Dataset excerpts

******************************

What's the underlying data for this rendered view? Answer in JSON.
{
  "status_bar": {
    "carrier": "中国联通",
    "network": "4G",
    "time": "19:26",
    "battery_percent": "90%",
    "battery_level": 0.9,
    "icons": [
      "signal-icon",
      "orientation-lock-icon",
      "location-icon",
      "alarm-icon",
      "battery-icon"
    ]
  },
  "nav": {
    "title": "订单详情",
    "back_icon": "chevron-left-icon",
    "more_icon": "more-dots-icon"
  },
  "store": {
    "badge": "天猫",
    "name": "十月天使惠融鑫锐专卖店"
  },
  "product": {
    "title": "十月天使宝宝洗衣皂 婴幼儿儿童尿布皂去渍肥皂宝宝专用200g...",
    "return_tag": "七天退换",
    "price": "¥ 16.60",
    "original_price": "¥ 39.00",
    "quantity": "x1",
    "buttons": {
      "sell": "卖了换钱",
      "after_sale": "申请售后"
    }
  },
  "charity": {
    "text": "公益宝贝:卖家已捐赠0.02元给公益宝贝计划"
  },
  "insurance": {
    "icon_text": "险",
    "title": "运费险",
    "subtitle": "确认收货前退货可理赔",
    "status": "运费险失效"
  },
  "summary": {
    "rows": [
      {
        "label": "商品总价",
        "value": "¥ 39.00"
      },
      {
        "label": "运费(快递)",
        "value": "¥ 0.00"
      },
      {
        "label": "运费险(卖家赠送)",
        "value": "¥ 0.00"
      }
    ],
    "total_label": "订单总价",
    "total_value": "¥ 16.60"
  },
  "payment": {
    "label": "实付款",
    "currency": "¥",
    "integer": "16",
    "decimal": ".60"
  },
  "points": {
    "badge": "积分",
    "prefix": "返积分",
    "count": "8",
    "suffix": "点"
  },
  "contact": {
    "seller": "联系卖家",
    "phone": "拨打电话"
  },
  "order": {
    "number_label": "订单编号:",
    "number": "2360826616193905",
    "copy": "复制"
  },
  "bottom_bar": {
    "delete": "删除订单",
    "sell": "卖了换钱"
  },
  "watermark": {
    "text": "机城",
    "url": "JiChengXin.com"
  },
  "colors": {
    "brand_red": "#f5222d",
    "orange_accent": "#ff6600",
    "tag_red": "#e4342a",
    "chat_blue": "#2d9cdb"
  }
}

******************************

### WHAT YOU SHOULD DO
Copy every record exactly as presented.

### WRITTEN REPLY
What's the underlying data for this rendered view? Answer in JSON.
{
  "status_bar": {
    "carrier": "中国联通",
    "network": "4G",
    "time": "19:26",
    "battery_percent": "90%",
    "battery_level": 0.9,
    "icons": [
      "signal-icon",
      "orientation-lock-icon",
      "location-icon",
      "alarm-icon",
      "battery-icon"
    ]
  },
  "nav": {
    "title": "订单详情",
    "back_icon": "chevron-left-icon",
    "more_icon": "more-dots-icon"
  },
  "store": {
    "badge": "天猫",
    "name": "十月天使惠融鑫锐专卖店"
  },
  "product": {
    "title": "十月天使宝宝洗衣皂 婴幼儿儿童尿布皂去渍肥皂宝宝专用200g...",
    "return_tag": "七天退换",
    "price": "¥ 16.60",
    "original_price": "¥ 39.00",
    "quantity": "x1",
    "buttons": {
      "sell": "卖了换钱",
      "after_sale": "申请售后"
    }
  },
  "charity": {
    "text": "公益宝贝:卖家已捐赠0.02元给公益宝贝计划"
  },
  "insurance": {
    "icon_text": "险",
    "title": "运费险",
    "subtitle": "确认收货前退货可理赔",
    "status": "运费险失效"
  },
  "summary": {
    "rows": [
      {
        "label": "商品总价",
        "value": "¥ 39.00"
      },
      {
        "label": "运费(快递)",
        "value": "¥ 0.00"
      },
      {
        "label": "运费险(卖家赠送)",
        "value": "¥ 0.00"
      }
    ],
    "total_label": "订单总价",
    "total_value": "¥ 16.60"
  },
  "payment": {
    "label": "实付款",
    "currency": "¥",
    "integer": "16",
    "decimal": ".60"
  },
  "points": {
    "badge": "积分",
    "prefix": "返积分",
    "count": "8",
    "suffix": "点"
  },
  "contact": {
    "seller": "联系卖家",
    "phone": "拨打电话"
  },
  "order": {
    "number_label": "订单编号:",
    "number": "2360826616193905",
    "copy": "复制"
  },
  "bottom_bar": {
    "delete": "删除订单",
    "sell": "卖了换钱"
  },
  "watermark": {
    "text": "机城",
    "url": "JiChengXin.com"
  },
  "colors": {
    "brand_red": "#f5222d",
    "orange_accent": "#ff6600",
    "tag_red": "#e4342a",
    "chat_blue": "#2d9cdb"
  }
}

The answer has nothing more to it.